***** Supplied material *****
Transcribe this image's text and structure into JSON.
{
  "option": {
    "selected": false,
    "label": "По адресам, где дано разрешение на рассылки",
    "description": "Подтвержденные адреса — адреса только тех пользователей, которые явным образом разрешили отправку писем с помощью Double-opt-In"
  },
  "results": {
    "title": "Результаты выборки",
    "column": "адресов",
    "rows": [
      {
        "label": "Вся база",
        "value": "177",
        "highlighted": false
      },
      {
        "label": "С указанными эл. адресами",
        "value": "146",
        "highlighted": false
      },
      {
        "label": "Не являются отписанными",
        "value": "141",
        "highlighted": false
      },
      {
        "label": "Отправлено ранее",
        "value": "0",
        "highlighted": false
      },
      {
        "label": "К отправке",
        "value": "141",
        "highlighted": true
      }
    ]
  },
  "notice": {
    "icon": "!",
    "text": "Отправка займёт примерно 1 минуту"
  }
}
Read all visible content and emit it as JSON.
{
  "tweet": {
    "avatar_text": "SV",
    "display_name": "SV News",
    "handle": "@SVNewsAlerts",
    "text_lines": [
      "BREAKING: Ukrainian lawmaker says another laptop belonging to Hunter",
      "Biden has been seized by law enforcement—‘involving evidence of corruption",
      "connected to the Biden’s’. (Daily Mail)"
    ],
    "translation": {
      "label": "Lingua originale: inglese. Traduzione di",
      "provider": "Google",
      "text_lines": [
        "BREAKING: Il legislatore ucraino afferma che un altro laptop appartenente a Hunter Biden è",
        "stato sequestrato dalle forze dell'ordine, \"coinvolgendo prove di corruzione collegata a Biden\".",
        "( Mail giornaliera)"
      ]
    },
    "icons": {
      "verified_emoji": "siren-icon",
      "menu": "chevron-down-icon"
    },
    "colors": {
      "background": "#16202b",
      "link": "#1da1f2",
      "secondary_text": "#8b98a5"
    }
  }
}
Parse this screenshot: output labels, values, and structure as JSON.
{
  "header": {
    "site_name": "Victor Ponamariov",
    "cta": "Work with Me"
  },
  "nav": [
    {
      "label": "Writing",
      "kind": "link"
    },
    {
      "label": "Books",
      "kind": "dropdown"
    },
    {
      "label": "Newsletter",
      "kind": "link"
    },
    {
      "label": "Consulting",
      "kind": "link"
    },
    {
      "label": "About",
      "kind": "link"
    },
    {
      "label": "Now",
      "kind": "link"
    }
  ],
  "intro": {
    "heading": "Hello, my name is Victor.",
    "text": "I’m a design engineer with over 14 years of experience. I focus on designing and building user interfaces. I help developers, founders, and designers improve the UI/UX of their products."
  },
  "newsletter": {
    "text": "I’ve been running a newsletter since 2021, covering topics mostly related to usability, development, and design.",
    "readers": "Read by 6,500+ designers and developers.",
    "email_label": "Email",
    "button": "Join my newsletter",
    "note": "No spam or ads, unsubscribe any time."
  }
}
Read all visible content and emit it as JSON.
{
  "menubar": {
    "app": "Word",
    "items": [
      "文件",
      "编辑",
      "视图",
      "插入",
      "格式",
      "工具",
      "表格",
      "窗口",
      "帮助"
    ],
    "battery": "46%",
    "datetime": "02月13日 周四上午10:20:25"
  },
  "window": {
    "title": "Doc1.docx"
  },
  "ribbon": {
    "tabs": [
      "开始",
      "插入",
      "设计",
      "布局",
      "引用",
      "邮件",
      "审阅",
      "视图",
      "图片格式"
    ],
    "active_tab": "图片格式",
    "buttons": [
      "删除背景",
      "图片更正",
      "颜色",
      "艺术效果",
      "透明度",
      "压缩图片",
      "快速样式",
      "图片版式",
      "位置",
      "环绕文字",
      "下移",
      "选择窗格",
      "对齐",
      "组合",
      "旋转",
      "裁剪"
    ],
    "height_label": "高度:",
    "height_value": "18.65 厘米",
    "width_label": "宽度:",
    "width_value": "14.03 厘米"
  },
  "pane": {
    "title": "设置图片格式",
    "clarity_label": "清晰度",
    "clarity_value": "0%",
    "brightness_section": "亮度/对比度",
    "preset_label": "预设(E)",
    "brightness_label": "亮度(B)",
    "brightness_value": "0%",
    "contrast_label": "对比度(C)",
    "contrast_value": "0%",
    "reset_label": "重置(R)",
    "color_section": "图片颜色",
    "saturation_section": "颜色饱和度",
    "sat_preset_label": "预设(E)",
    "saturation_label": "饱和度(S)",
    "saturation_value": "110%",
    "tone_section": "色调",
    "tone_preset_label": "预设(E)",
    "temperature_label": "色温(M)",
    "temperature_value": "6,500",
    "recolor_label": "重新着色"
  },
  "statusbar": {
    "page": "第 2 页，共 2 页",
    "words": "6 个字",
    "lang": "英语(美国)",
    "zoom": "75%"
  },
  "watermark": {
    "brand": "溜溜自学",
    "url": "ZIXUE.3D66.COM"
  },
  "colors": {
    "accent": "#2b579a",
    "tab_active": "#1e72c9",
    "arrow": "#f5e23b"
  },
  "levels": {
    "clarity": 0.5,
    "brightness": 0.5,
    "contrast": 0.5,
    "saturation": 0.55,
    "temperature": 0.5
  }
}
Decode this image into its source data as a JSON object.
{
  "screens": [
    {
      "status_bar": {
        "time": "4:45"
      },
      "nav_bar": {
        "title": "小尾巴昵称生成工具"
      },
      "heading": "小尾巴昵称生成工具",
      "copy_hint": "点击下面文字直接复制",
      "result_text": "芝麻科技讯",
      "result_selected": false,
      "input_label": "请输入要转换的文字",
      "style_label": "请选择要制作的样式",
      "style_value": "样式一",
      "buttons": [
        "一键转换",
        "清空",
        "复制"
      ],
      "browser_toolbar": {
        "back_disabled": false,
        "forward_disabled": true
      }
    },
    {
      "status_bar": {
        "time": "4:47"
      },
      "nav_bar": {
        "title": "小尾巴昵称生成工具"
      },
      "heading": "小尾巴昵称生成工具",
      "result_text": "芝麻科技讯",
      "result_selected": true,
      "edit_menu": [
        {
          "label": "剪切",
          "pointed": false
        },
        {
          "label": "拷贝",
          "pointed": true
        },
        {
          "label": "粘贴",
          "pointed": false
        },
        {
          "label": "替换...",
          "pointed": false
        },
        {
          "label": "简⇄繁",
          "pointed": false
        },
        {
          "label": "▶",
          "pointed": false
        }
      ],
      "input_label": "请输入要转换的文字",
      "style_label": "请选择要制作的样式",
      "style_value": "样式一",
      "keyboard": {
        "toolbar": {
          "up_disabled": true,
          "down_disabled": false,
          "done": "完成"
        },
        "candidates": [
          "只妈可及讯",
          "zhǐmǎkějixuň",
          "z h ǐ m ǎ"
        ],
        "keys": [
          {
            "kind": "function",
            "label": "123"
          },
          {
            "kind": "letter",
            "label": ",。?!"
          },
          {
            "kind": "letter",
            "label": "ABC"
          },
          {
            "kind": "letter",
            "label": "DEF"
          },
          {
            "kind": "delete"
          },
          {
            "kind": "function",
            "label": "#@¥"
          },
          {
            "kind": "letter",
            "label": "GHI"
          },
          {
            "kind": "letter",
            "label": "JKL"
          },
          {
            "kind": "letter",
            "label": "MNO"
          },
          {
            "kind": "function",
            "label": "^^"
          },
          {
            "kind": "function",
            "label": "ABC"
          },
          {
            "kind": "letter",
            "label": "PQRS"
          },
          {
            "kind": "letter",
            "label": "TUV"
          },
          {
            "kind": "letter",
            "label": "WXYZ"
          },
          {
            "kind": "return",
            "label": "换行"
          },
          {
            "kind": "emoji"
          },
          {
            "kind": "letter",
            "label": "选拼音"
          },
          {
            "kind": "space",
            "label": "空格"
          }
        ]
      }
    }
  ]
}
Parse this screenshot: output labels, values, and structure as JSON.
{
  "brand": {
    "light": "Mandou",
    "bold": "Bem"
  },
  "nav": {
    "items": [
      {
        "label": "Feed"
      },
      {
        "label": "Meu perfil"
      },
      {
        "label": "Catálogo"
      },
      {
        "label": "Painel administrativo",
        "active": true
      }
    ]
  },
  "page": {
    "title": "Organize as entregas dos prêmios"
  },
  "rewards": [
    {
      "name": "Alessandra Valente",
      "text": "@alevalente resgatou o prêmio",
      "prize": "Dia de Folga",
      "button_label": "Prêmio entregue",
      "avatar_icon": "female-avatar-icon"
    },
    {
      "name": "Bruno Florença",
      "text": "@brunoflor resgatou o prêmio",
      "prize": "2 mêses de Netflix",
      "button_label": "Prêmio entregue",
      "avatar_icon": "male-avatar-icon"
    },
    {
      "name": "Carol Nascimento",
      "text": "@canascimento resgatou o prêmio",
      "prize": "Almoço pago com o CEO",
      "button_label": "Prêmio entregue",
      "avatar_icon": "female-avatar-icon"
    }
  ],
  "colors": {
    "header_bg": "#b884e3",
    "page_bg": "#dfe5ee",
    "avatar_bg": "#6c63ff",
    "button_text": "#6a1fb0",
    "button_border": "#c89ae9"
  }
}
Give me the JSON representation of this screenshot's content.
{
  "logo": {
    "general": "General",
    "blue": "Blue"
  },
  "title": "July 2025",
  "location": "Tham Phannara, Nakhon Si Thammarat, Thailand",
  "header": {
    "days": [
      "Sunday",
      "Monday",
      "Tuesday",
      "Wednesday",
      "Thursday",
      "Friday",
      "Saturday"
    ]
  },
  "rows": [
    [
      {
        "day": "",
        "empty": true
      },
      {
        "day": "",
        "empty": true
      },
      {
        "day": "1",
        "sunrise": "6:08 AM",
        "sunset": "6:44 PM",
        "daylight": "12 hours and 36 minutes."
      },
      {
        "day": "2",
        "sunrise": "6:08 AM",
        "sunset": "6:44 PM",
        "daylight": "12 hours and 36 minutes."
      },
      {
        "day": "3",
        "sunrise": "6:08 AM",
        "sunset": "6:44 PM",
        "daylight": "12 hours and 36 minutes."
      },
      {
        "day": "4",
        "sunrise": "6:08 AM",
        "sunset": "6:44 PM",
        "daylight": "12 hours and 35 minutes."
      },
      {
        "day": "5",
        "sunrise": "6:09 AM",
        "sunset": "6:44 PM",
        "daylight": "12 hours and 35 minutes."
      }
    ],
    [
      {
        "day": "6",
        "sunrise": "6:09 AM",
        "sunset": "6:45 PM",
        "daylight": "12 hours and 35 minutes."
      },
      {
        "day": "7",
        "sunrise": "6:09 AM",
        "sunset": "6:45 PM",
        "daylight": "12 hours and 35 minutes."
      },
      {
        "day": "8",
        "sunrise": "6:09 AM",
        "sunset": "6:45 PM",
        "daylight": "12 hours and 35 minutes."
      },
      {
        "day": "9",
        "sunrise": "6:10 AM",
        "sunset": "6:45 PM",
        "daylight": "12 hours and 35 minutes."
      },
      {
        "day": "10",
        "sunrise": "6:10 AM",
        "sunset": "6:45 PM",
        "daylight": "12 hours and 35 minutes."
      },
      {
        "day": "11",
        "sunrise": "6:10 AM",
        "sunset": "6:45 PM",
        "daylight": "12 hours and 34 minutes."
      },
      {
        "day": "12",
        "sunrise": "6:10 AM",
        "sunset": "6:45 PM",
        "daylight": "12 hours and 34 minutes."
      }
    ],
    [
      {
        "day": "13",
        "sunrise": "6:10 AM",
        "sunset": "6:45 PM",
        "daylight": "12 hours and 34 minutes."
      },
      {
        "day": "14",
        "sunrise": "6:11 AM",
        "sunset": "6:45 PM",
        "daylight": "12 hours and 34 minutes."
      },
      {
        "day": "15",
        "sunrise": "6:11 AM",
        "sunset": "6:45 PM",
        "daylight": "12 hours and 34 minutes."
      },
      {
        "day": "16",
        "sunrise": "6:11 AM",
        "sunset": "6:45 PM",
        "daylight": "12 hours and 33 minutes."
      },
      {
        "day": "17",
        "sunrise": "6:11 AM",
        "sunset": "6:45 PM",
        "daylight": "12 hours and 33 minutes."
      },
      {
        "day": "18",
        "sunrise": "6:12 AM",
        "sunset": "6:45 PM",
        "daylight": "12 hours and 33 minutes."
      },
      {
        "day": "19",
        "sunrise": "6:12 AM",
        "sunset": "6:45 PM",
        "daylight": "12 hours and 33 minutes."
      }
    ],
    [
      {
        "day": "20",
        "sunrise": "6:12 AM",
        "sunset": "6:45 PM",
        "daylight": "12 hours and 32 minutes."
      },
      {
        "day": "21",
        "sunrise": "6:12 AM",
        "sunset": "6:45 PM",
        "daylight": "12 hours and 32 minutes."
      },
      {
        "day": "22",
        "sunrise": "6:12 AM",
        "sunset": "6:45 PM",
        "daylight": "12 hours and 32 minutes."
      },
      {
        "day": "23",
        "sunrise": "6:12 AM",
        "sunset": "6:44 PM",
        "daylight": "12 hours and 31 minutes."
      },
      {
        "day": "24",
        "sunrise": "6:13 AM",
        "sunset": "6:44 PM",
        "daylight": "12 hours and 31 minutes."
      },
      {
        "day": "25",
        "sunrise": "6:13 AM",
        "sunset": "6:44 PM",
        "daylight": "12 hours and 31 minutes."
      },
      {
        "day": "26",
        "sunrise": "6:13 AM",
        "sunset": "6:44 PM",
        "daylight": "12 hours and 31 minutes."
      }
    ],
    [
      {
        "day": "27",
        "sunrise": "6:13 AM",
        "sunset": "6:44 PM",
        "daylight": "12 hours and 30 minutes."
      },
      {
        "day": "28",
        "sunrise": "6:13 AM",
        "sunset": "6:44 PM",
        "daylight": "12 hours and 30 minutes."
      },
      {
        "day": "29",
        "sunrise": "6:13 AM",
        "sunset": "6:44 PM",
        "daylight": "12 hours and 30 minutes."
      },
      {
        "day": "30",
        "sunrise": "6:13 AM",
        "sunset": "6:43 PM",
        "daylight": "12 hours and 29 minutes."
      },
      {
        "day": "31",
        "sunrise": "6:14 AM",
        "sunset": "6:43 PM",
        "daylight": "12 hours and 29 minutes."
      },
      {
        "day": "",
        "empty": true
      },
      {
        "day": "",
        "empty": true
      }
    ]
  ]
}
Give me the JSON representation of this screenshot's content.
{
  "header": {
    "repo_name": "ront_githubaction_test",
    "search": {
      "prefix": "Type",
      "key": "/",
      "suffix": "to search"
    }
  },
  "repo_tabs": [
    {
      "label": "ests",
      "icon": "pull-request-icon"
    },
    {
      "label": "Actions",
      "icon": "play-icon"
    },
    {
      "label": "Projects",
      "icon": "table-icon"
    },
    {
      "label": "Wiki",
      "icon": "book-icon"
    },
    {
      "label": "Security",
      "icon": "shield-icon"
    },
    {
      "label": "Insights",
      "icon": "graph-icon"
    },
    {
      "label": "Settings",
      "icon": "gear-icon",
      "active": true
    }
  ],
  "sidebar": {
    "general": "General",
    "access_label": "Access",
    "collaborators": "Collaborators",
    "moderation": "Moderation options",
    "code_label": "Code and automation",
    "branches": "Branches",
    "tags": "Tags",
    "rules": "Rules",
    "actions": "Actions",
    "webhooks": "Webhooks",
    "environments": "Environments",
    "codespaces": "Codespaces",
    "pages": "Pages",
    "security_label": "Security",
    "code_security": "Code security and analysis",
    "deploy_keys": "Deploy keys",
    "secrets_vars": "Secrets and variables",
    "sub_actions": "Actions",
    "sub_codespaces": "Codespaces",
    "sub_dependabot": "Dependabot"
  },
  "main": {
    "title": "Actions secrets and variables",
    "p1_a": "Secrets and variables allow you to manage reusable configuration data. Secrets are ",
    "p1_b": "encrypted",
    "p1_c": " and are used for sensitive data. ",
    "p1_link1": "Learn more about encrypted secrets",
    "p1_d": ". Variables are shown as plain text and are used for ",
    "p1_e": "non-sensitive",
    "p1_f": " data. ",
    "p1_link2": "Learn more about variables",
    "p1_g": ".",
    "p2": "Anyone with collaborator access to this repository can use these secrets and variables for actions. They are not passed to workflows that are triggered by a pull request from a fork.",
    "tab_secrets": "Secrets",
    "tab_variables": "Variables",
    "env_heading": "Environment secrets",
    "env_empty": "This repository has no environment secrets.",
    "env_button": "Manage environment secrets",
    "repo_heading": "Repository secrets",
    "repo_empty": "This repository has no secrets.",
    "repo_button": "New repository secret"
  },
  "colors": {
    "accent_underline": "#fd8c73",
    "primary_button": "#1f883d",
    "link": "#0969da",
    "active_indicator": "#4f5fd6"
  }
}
*****
» **What is expected**
Take each line containing the string "data" and copy it out.

» **Answer**
Decode this image into its source data as a JSON object.
    "p1_a": "Secrets and variables allow you to manage reusable configuration data. Secrets are ",
    "p1_c": " and are used for sensitive data. ",
    "p1_f": " data. ",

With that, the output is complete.